Records to use:
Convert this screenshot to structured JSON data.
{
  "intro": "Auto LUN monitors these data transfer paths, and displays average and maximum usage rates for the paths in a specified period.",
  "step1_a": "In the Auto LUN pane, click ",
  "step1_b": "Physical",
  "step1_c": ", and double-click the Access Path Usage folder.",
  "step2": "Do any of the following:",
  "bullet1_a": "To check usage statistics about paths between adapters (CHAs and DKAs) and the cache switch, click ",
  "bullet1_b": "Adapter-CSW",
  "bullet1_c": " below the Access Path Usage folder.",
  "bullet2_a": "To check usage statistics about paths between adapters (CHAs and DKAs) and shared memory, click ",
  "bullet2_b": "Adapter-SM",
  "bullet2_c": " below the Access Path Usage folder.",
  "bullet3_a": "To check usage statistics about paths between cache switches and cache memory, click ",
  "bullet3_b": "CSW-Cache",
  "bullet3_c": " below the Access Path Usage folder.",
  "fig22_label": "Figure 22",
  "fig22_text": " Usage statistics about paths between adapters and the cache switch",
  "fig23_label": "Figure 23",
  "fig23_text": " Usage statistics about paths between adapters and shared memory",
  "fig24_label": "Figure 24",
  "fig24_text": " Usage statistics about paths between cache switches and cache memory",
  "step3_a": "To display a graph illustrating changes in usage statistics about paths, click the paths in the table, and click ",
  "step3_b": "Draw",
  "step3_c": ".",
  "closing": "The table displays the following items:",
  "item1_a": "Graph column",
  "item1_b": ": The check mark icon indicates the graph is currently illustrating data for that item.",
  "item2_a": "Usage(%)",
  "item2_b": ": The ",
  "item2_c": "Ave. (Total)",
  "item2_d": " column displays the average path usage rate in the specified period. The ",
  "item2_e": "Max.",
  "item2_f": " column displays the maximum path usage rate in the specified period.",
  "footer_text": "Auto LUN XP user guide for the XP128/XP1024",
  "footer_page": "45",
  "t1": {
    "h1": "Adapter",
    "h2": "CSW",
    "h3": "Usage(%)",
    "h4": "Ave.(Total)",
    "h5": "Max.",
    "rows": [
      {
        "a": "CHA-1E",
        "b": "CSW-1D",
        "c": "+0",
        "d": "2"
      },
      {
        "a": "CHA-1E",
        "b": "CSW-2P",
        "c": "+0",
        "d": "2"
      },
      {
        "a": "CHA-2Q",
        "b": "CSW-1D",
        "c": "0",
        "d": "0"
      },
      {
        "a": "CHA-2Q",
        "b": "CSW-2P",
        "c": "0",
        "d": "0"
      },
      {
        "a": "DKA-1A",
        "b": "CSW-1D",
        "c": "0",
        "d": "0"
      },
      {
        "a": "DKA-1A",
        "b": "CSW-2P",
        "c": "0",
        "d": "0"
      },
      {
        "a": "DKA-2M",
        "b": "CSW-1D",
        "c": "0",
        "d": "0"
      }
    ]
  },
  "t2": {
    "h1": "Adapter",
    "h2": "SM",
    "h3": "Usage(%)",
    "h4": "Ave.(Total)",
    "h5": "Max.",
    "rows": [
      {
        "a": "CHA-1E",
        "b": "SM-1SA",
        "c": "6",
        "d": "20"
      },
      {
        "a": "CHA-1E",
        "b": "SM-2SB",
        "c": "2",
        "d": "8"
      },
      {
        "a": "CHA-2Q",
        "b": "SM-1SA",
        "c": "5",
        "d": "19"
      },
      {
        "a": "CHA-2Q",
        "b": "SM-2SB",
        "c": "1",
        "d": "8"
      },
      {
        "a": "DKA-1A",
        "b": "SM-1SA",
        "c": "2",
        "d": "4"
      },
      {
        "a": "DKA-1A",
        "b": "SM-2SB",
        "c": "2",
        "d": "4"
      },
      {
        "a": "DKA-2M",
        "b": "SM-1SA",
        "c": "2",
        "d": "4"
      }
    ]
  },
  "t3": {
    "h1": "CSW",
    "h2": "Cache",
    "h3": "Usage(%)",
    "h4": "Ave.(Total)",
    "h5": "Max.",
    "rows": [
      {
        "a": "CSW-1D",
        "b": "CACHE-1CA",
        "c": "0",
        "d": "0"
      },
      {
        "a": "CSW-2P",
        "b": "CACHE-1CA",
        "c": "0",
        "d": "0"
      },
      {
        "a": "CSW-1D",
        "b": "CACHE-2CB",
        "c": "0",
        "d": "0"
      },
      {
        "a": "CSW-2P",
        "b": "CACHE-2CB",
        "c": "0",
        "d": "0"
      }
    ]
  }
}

Set task: From the preceding material, extract every line exactly.

Reply:
Convert this screenshot to structured JSON data.
{
  "intro": "Auto LUN monitors these data transfer paths, and displays average and maximum usage rates for the paths in a specified period.",
  "step1_a": "In the Auto LUN pane, click ",
  "step1_b": "Physical",
  "step1_c": ", and double-click the Access Path Usage folder.",
  "step2": "Do any of the following:",
  "bullet1_a": "To check usage statistics about paths between adapters (CHAs and DKAs) and the cache switch, click ",
  "bullet1_b": "Adapter-CSW",
  "bullet1_c": " below the Access Path Usage folder.",
  "bullet2_a": "To check usage statistics about paths between adapters (CHAs and DKAs) and shared memory, click ",
  "bullet2_b": "Adapter-SM",
  "bullet2_c": " below the Access Path Usage folder.",
  "bullet3_a": "To check usage statistics about paths between cache switches and cache memory, click ",
  "bullet3_b": "CSW-Cache",
  "bullet3_c": " below the Access Path Usage folder.",
  "fig22_label": "Figure 22",
  "fig22_text": " Usage statistics about paths between adapters and the cache switch",
  "fig23_label": "Figure 23",
  "fig23_text": " Usage statistics about paths between adapters and shared memory",
  "fig24_label": "Figure 24",
  "fig24_text": " Usage statistics about paths between cache switches and cache memory",
  "step3_a": "To display a graph illustrating changes in usage statistics about paths, click the paths in the table, and click ",
  "step3_b": "Draw",
  "step3_c": ".",
  "closing": "The table displays the following items:",
  "item1_a": "Graph column",
  "item1_b": ": The check mark icon indicates the graph is currently illustrating data for that item.",
  "item2_a": "Usage(%)",
  "item2_b": ": The ",
  "item2_c": "Ave. (Total)",
  "item2_d": " column displays the average path usage rate in the specified period. The ",
  "item2_e": "Max.",
  "item2_f": " column displays the maximum path usage rate in the specified period.",
  "footer_text": "Auto LUN XP user guide for the XP128/XP1024",
  "footer_page": "45",
  "t1": {
    "h1": "Adapter",
    "h2": "CSW",
    "h3": "Usage(%)",
    "h4": "Ave.(Total)",
    "h5": "Max.",
    "rows": [
      {
        "a": "CHA-1E",
        "b": "CSW-1D",
        "c": "+0",
        "d": "2"
      },
      {
        "a": "CHA-1E",
        "b": "CSW-2P",
        "c": "+0",
        "d": "2"
      },
      {
        "a": "CHA-2Q",
        "b": "CSW-1D",
        "c": "0",
        "d": "0"
      },
      {
        "a": "CHA-2Q",
        "b": "CSW-2P",
        "c": "0",
        "d": "0"
      },
      {
        "a": "DKA-1A",
        "b": "CSW-1D",
        "c": "0",
        "d": "0"
      },
      {
        "a": "DKA-1A",
        "b": "CSW-2P",
        "c": "0",
        "d": "0"
      },
      {
        "a": "DKA-2M",
        "b": "CSW-1D",
        "c": "0",
        "d": "0"
      }
    ]
  },
  "t2": {
    "h1": "Adapter",
    "h2": "SM",
    "h3": "Usage(%)",
    "h4": "Ave.(Total)",
    "h5": "Max.",
    "rows": [
      {
        "a": "CHA-1E",
        "b": "SM-1SA",
        "c": "6",
        "d": "20"
      },
      {
        "a": "CHA-1E",
        "b": "SM-2SB",
        "c": "2",
        "d": "8"
      },
      {
        "a": "CHA-2Q",
        "b": "SM-1SA",
        "c": "5",
        "d": "19"
      },
      {
        "a": "CHA-2Q",
        "b": "SM-2SB",
        "c": "1",
        "d": "8"
      },
      {
        "a": "DKA-1A",
        "b": "SM-1SA",
        "c": "2",
        "d": "4"
      },
      {
        "a": "DKA-1A",
        "b": "SM-2SB",
        "c": "2",
        "d": "4"
      },
      {
        "a": "DKA-2M",
        "b": "SM-1SA",
        "c": "2",
        "d": "4"
      }
    ]
  },
  "t3": {
    "h1": "CSW",
    "h2": "Cache",
    "h3": "Usage(%)",
    "h4": "Ave.(Total)",
    "h5": "Max.",
    "rows": [
      {
        "a": "CSW-1D",
        "b": "CACHE-1CA",
        "c": "0",
        "d": "0"
      },
      {
        "a": "CSW-2P",
        "b": "CACHE-1CA",
        "c": "0",
        "d": "0"
      },
      {
        "a": "CSW-1D",
        "b": "CACHE-2CB",
        "c": "0",
        "d": "0"
      },
      {
        "a": "CSW-2P",
        "b": "CACHE-2CB",
        "c": "0",
        "d": "0"
      }
    ]
  }
}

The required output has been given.